>> Begin PROVIDED MATERIAL

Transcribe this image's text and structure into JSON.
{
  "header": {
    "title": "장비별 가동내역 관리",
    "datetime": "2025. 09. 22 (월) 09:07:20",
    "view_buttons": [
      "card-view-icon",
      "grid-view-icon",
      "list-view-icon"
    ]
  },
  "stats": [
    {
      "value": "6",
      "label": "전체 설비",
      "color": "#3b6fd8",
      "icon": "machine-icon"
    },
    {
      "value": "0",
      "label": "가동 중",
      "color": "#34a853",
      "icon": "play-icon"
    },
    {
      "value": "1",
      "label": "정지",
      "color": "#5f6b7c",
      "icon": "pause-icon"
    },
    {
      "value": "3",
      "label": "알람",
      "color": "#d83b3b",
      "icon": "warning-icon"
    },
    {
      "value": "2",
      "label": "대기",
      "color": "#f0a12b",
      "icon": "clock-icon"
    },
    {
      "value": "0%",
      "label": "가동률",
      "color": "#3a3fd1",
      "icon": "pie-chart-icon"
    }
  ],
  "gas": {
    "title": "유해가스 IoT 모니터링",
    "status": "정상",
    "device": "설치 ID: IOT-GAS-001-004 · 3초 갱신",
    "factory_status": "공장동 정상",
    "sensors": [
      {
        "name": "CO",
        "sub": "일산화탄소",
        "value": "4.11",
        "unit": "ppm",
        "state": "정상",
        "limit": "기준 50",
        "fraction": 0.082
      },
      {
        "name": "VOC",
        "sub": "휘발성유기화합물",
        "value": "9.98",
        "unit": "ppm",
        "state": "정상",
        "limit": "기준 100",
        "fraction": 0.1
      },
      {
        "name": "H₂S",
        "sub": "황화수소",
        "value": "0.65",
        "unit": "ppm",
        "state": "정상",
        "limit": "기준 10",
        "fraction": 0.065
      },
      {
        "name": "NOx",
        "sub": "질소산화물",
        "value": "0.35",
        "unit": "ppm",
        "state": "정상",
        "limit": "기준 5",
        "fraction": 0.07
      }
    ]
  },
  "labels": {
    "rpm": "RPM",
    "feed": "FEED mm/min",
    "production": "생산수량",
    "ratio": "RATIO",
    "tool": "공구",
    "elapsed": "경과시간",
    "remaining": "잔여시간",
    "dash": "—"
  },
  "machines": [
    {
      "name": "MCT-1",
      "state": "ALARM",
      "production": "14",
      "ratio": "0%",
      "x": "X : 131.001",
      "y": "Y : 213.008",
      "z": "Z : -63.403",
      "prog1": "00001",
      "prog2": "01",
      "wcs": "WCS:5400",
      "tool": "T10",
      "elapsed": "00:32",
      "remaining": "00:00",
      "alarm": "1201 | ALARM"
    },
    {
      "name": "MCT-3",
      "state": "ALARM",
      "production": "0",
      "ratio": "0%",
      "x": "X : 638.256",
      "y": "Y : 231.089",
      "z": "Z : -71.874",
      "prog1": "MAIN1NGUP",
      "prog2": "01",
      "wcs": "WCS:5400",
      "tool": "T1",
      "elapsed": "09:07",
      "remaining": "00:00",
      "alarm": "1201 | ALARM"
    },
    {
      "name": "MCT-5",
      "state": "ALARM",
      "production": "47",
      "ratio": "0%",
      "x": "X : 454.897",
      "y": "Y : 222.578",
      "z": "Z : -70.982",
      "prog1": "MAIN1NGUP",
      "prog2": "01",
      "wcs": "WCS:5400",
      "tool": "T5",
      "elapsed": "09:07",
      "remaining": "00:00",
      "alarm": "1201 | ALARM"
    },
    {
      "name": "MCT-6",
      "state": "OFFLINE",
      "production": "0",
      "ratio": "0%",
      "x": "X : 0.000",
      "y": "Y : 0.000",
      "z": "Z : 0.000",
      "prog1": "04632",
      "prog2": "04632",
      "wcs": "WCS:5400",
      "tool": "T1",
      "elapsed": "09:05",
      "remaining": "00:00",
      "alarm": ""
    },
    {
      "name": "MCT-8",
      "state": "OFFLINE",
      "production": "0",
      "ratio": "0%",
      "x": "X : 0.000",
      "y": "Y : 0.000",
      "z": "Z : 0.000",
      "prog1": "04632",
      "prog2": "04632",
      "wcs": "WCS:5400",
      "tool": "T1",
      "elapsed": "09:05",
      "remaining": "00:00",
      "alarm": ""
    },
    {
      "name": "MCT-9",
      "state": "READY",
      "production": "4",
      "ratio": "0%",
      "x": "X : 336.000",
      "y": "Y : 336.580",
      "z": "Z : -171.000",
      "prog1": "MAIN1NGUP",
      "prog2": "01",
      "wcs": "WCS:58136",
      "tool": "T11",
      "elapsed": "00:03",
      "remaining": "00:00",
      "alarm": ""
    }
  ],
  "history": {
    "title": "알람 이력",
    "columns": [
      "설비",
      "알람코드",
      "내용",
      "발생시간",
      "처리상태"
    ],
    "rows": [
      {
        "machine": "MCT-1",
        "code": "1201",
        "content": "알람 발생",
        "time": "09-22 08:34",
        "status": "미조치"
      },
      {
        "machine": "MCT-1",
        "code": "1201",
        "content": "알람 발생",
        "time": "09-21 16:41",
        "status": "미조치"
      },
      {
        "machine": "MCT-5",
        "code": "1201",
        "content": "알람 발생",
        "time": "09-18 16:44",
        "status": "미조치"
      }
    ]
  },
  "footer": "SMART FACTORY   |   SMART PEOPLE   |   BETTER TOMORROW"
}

>> End PROVIDED MATERIAL

• PROBLEM STATEMENT
All of the material must be reproduced exactly.

• RESPONSE TO THE EXERCISE
Transcribe this image's text and structure into JSON.
{
  "header": {
    "title": "장비별 가동내역 관리",
    "datetime": "2025. 09. 22 (월) 09:07:20",
    "view_buttons": [
      "card-view-icon",
      "grid-view-icon",
      "list-view-icon"
    ]
  },
  "stats": [
    {
      "value": "6",
      "label": "전체 설비",
      "color": "#3b6fd8",
      "icon": "machine-icon"
    },
    {
      "value": "0",
      "label": "가동 중",
      "color": "#34a853",
      "icon": "play-icon"
    },
    {
      "value": "1",
      "label": "정지",
      "color": "#5f6b7c",
      "icon": "pause-icon"
    },
    {
      "value": "3",
      "label": "알람",
      "color": "#d83b3b",
      "icon": "warning-icon"
    },
    {
      "value": "2",
      "label": "대기",
      "color": "#f0a12b",
      "icon": "clock-icon"
    },
    {
      "value": "0%",
      "label": "가동률",
      "color": "#3a3fd1",
      "icon": "pie-chart-icon"
    }
  ],
  "gas": {
    "title": "유해가스 IoT 모니터링",
    "status": "정상",
    "device": "설치 ID: IOT-GAS-001-004 · 3초 갱신",
    "factory_status": "공장동 정상",
    "sensors": [
      {
        "name": "CO",
        "sub": "일산화탄소",
        "value": "4.11",
        "unit": "ppm",
        "state": "정상",
        "limit": "기준 50",
        "fraction": 0.082
      },
      {
        "name": "VOC",
        "sub": "휘발성유기화합물",
        "value": "9.98",
        "unit": "ppm",
        "state": "정상",
        "limit": "기준 100",
        "fraction": 0.1
      },
      {
        "name": "H₂S",
        "sub": "황화수소",
        "value": "0.65",
        "unit": "ppm",
        "state": "정상",
        "limit": "기준 10",
        "fraction": 0.065
      },
      {
        "name": "NOx",
        "sub": "질소산화물",
        "value": "0.35",
        "unit": "ppm",
        "state": "정상",
        "limit": "기준 5",
        "fraction": 0.07
      }
    ]
  },
  "labels": {
    "rpm": "RPM",
    "feed": "FEED mm/min",
    "production": "생산수량",
    "ratio": "RATIO",
    "tool": "공구",
    "elapsed": "경과시간",
    "remaining": "잔여시간",
    "dash": "—"
  },
  "machines": [
    {
      "name": "MCT-1",
      "state": "ALARM",
      "production": "14",
      "ratio": "0%",
      "x": "X : 131.001",
      "y": "Y : 213.008",
      "z": "Z : -63.403",
      "prog1": "00001",
      "prog2": "01",
      "wcs": "WCS:5400",
      "tool": "T10",
      "elapsed": "00:32",
      "remaining": "00:00",
      "alarm": "1201 | ALARM"
    },
    {
      "name": "MCT-3",
      "state": "ALARM",
      "production": "0",
      "ratio": "0%",
      "x": "X : 638.256",
      "y": "Y : 231.089",
      "z": "Z : -71.874",
      "prog1": "MAIN1NGUP",
      "prog2": "01",
      "wcs": "WCS:5400",
      "tool": "T1",
      "elapsed": "09:07",
      "remaining": "00:00",
      "alarm": "1201 | ALARM"
    },
    {
      "name": "MCT-5",
      "state": "ALARM",
      "production": "47",
      "ratio": "0%",
      "x": "X : 454.897",
      "y": "Y : 222.578",
      "z": "Z : -70.982",
      "prog1": "MAIN1NGUP",
      "prog2": "01",
      "wcs": "WCS:5400",
      "tool": "T5",
      "elapsed": "09:07",
      "remaining": "00:00",
      "alarm": "1201 | ALARM"
    },
    {
      "name": "MCT-6",
      "state": "OFFLINE",
      "production": "0",
      "ratio": "0%",
      "x": "X : 0.000",
      "y": "Y : 0.000",
      "z": "Z : 0.000",
      "prog1": "04632",
      "prog2": "04632",
      "wcs": "WCS:5400",
      "tool": "T1",
      "elapsed": "09:05",
      "remaining": "00:00",
      "alarm": ""
    },
    {
      "name": "MCT-8",
      "state": "OFFLINE",
      "production": "0",
      "ratio": "0%",
      "x": "X : 0.000",
      "y": "Y : 0.000",
      "z": "Z : 0.000",
      "prog1": "04632",
      "prog2": "04632",
      "wcs": "WCS:5400",
      "tool": "T1",
      "elapsed": "09:05",
      "remaining": "00:00",
      "alarm": ""
    },
    {
      "name": "MCT-9",
      "state": "READY",
      "production": "4",
      "ratio": "0%",
      "x": "X : 336.000",
      "y": "Y : 336.580",
      "z": "Z : -171.000",
      "prog1": "MAIN1NGUP",
      "prog2": "01",
      "wcs": "WCS:58136",
      "tool": "T11",
      "elapsed": "00:03",
      "remaining": "00:00",
      "alarm": ""
    }
  ],
  "history": {
    "title": "알람 이력",
    "columns": [
      "설비",
      "알람코드",
      "내용",
      "발생시간",
      "처리상태"
    ],
    "rows": [
      {
        "machine": "MCT-1",
        "code": "1201",
        "content": "알람 발생",
        "time": "09-22 08:34",
        "status": "미조치"
      },
      {
        "machine": "MCT-1",
        "code": "1201",
        "content": "알람 발생",
        "time": "09-21 16:41",
        "status": "미조치"
      },
      {
        "machine": "MCT-5",
        "code": "1201",
        "content": "알람 발생",
        "time": "09-18 16:44",
        "status": "미조치"
      }
    ]
  },
  "footer": "SMART FACTORY   |   SMART PEOPLE   |   BETTER TOMORROW"
}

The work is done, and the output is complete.